● **Exercise directions**: Tally the lines containing "this" and report the number alone.

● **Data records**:

— BEGIN —

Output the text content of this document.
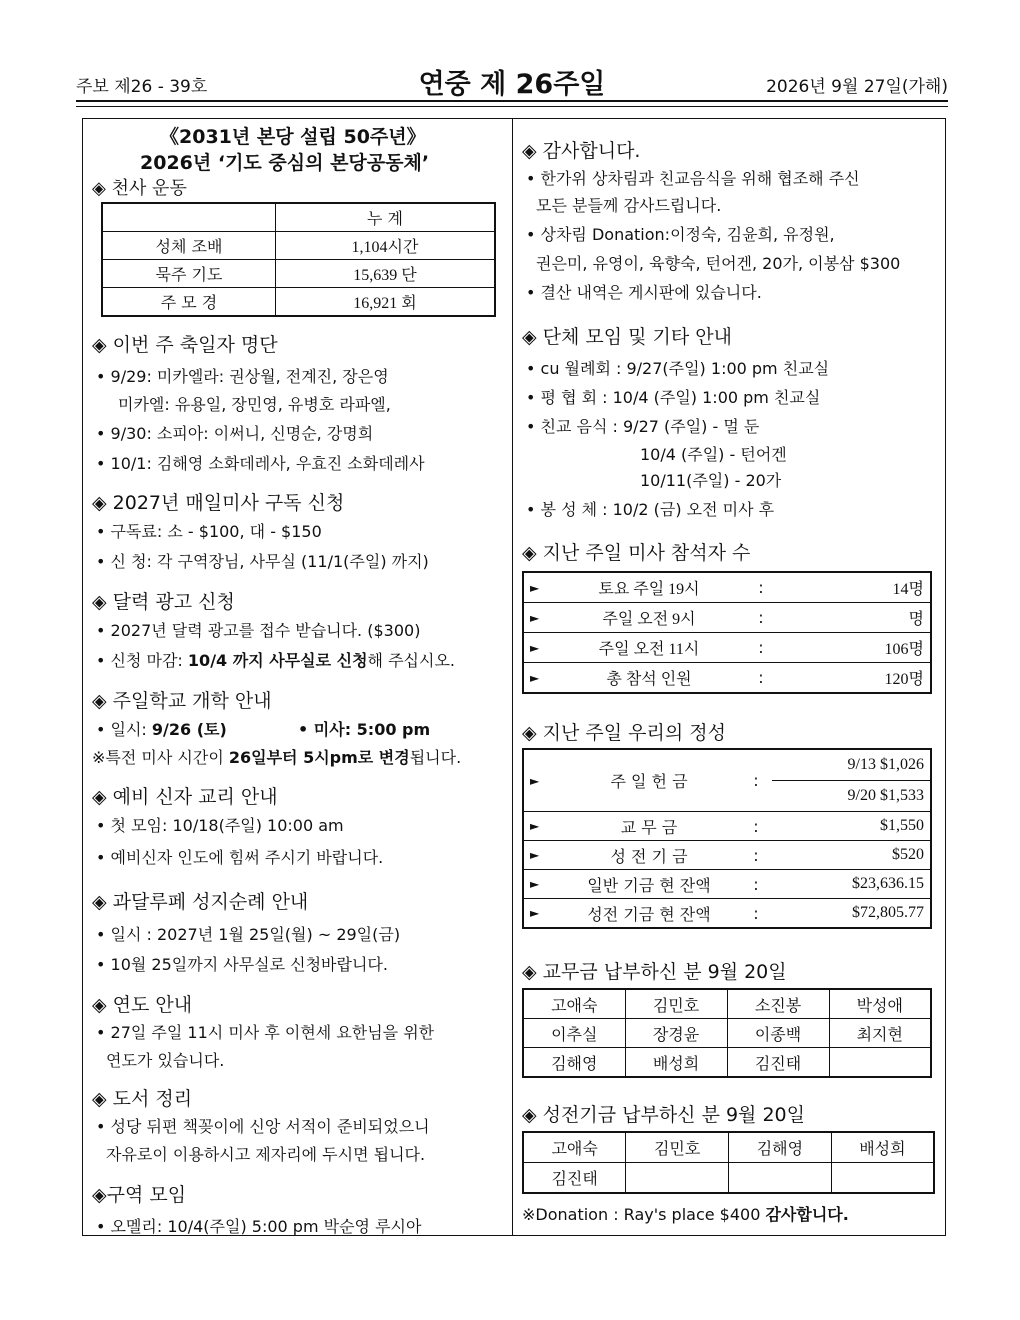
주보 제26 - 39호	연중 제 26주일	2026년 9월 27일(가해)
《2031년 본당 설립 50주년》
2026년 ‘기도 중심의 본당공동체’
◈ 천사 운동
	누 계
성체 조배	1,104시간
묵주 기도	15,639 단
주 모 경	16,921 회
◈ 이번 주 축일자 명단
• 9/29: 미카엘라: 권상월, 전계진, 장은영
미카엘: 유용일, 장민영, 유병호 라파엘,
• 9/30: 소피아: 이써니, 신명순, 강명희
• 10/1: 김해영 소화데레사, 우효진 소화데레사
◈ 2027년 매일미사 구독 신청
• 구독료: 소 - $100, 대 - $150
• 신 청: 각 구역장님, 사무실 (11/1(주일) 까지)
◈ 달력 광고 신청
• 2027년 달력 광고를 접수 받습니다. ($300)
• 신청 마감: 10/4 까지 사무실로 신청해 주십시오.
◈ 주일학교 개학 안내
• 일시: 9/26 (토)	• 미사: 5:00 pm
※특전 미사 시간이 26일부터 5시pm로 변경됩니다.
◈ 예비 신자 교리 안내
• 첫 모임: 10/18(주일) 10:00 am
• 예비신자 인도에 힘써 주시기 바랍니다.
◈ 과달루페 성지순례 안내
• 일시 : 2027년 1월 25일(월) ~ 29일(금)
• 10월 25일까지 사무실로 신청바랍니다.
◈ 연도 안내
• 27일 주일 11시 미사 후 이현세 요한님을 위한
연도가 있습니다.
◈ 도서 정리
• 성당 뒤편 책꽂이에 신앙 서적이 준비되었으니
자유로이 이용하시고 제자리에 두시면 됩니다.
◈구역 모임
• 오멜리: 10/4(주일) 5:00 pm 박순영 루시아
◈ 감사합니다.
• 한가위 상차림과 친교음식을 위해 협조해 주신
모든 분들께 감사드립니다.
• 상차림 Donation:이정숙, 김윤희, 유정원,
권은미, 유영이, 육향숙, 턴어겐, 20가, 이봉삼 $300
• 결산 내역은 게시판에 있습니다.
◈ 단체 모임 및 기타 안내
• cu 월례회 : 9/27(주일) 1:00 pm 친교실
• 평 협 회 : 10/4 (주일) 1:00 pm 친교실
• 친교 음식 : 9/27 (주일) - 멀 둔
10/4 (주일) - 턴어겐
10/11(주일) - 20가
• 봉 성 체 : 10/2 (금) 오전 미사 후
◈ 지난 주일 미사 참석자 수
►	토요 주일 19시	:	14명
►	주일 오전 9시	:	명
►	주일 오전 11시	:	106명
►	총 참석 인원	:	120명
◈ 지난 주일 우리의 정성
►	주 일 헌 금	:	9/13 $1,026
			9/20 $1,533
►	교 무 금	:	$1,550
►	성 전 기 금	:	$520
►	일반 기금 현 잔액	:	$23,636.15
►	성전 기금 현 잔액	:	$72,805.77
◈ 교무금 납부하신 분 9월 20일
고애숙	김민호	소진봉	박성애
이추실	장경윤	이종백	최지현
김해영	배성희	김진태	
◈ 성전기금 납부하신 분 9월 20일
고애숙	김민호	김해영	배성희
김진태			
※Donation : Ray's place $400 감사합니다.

— END —
— BEGIN —

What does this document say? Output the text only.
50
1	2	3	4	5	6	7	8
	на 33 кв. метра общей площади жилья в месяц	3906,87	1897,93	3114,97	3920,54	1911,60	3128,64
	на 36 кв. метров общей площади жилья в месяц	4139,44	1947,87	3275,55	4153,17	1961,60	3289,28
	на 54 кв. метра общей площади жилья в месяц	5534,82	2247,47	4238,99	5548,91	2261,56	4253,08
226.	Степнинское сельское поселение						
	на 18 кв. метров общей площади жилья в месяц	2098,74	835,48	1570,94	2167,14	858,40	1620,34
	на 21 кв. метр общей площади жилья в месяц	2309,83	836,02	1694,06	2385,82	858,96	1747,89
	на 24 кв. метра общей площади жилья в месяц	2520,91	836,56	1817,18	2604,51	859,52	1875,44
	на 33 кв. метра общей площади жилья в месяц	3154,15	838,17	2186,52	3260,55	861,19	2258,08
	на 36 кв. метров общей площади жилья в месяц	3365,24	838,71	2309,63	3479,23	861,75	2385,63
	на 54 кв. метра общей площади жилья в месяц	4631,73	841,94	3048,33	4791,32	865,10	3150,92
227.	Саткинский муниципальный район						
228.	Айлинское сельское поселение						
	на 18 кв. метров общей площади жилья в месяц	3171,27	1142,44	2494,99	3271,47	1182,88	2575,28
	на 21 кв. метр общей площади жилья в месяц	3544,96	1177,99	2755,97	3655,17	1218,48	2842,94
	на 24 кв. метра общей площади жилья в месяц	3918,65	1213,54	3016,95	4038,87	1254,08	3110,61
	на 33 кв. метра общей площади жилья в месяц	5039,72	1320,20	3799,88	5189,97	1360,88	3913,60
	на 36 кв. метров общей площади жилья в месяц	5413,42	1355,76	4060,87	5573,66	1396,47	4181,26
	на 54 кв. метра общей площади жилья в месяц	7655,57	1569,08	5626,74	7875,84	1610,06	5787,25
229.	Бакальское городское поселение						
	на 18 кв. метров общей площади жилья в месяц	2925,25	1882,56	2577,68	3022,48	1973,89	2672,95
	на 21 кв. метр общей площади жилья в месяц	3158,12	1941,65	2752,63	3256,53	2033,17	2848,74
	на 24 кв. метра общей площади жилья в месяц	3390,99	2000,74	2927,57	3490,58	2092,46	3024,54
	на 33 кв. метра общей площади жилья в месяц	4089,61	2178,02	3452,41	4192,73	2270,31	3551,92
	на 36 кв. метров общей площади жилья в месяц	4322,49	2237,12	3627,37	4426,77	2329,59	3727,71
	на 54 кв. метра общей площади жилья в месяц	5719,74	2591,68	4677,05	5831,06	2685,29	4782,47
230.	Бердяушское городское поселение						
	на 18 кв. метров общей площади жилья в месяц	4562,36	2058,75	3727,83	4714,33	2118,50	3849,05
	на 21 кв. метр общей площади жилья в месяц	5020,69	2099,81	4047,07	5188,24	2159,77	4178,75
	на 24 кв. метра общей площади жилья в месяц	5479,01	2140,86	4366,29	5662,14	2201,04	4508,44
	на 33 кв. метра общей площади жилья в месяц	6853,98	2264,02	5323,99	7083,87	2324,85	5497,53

— END —

● **Answer for the task**: 2